*WHAT YOU NEED TO DO*: Keep the images out and copy every entry below exactly.

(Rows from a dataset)

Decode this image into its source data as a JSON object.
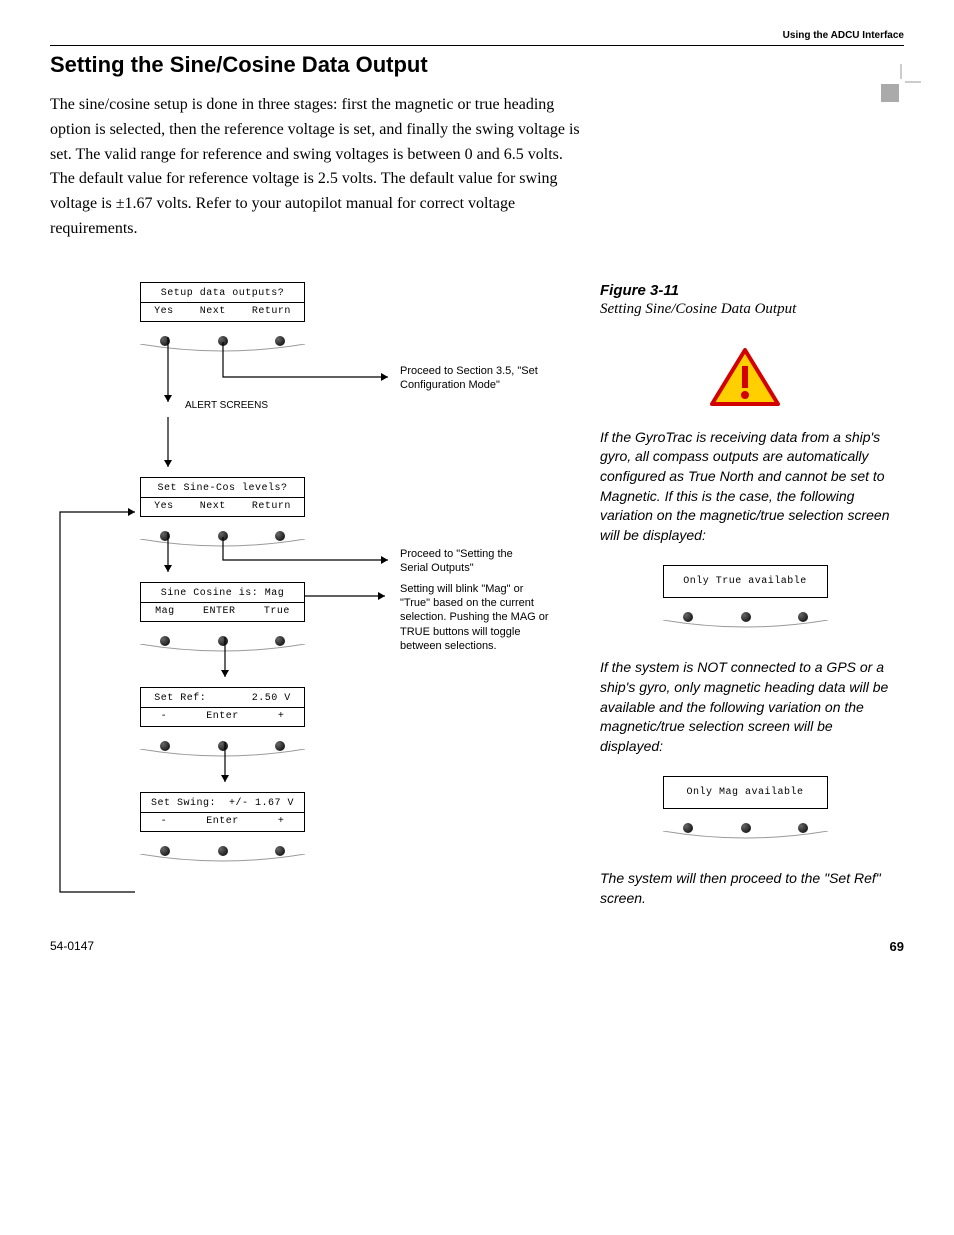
{
  "header": {
    "title": "Using the ADCU Interface"
  },
  "section": {
    "title": "Setting the Sine/Cosine Data Output",
    "body": "The sine/cosine setup is done in three stages: first the magnetic or true heading option is selected, then the reference voltage is set, and finally the swing voltage is set. The valid range for reference and swing voltages is between 0 and 6.5 volts. The default value for reference voltage is 2.5 volts. The default value for swing voltage is ±1.67 volts. Refer to your autopilot manual for correct voltage requirements."
  },
  "diagram": {
    "alert_screens_label": "ALERT SCREENS",
    "note_config": "Proceed to Section 3.5, \"Set Configuration Mode\"",
    "note_serial": "Proceed to \"Setting the Serial Outputs\"",
    "note_toggle": "Setting will blink \"Mag\" or \"True\" based on the current selection. Pushing the MAG or TRUE buttons will toggle between selections.",
    "screens": {
      "setup": {
        "line1": "Setup data outputs?",
        "b1": "Yes",
        "b2": "Next",
        "b3": "Return"
      },
      "sincos": {
        "line1": "Set Sine-Cos levels?",
        "b1": "Yes",
        "b2": "Next",
        "b3": "Return"
      },
      "magtrue": {
        "line1": "Sine Cosine is: Mag",
        "b1": "Mag",
        "b2": "ENTER",
        "b3": "True"
      },
      "setref": {
        "line1": "Set Ref:       2.50 V",
        "b1": "-",
        "b2": "Enter",
        "b3": "+"
      },
      "setswing": {
        "line1": "Set Swing:  +/- 1.67 V",
        "b1": "-",
        "b2": "Enter",
        "b3": "+"
      }
    }
  },
  "sidebar": {
    "figure_title": "Figure 3-11",
    "figure_caption": "Setting Sine/Cosine Data Output",
    "note1": "If the GyroTrac is receiving data from a ship's gyro, all compass outputs are automatically configured as True North and cannot be set to Magnetic. If this is the case, the following variation on the magnetic/true selection screen will be displayed:",
    "screen_true": "Only True available",
    "note2": "If the system is NOT connected to a GPS or a ship's gyro, only magnetic heading data will be available and the following variation on the magnetic/true selection screen will be displayed:",
    "screen_mag": "Only Mag available",
    "note3": "The system will then proceed to the \"Set Ref\" screen."
  },
  "footer": {
    "docnum": "54-0147",
    "pagenum": "69"
  }
}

*TASK RESPONSE*:
Decode this image into its source data as a JSON object.
{
  "header": {
    "title": "Using the ADCU Interface"
  },
  "section": {
    "title": "Setting the Sine/Cosine Data Output",
    "body": "The sine/cosine setup is done in three stages: first the magnetic or true heading option is selected, then the reference voltage is set, and finally the swing voltage is set. The valid range for reference and swing voltages is between 0 and 6.5 volts. The default value for reference voltage is 2.5 volts. The default value for swing voltage is ±1.67 volts. Refer to your autopilot manual for correct voltage requirements."
  },
  "diagram": {
    "alert_screens_label": "ALERT SCREENS",
    "note_config": "Proceed to Section 3.5, \"Set Configuration Mode\"",
    "note_serial": "Proceed to \"Setting the Serial Outputs\"",
    "note_toggle": "Setting will blink \"Mag\" or \"True\" based on the current selection. Pushing the MAG or TRUE buttons will toggle between selections.",
    "screens": {
      "setup": {
        "line1": "Setup data outputs?",
        "b1": "Yes",
        "b2": "Next",
        "b3": "Return"
      },
      "sincos": {
        "line1": "Set Sine-Cos levels?",
        "b1": "Yes",
        "b2": "Next",
        "b3": "Return"
      },
      "magtrue": {
        "line1": "Sine Cosine is: Mag",
        "b1": "Mag",
        "b2": "ENTER",
        "b3": "True"
      },
      "setref": {
        "line1": "Set Ref:       2.50 V",
        "b1": "-",
        "b2": "Enter",
        "b3": "+"
      },
      "setswing": {
        "line1": "Set Swing:  +/- 1.67 V",
        "b1": "-",
        "b2": "Enter",
        "b3": "+"
      }
    }
  },
  "sidebar": {
    "figure_title": "Figure 3-11",
    "figure_caption": "Setting Sine/Cosine Data Output",
    "note1": "If the GyroTrac is receiving data from a ship's gyro, all compass outputs are automatically configured as True North and cannot be set to Magnetic. If this is the case, the following variation on the magnetic/true selection screen will be displayed:",
    "screen_true": "Only True available",
    "note2": "If the system is NOT connected to a GPS or a ship's gyro, only magnetic heading data will be available and the following variation on the magnetic/true selection screen will be displayed:",
    "screen_mag": "Only Mag available",
    "note3": "The system will then proceed to the \"Set Ref\" screen."
  },
  "footer": {
    "docnum": "54-0147",
    "pagenum": "69"
  }
}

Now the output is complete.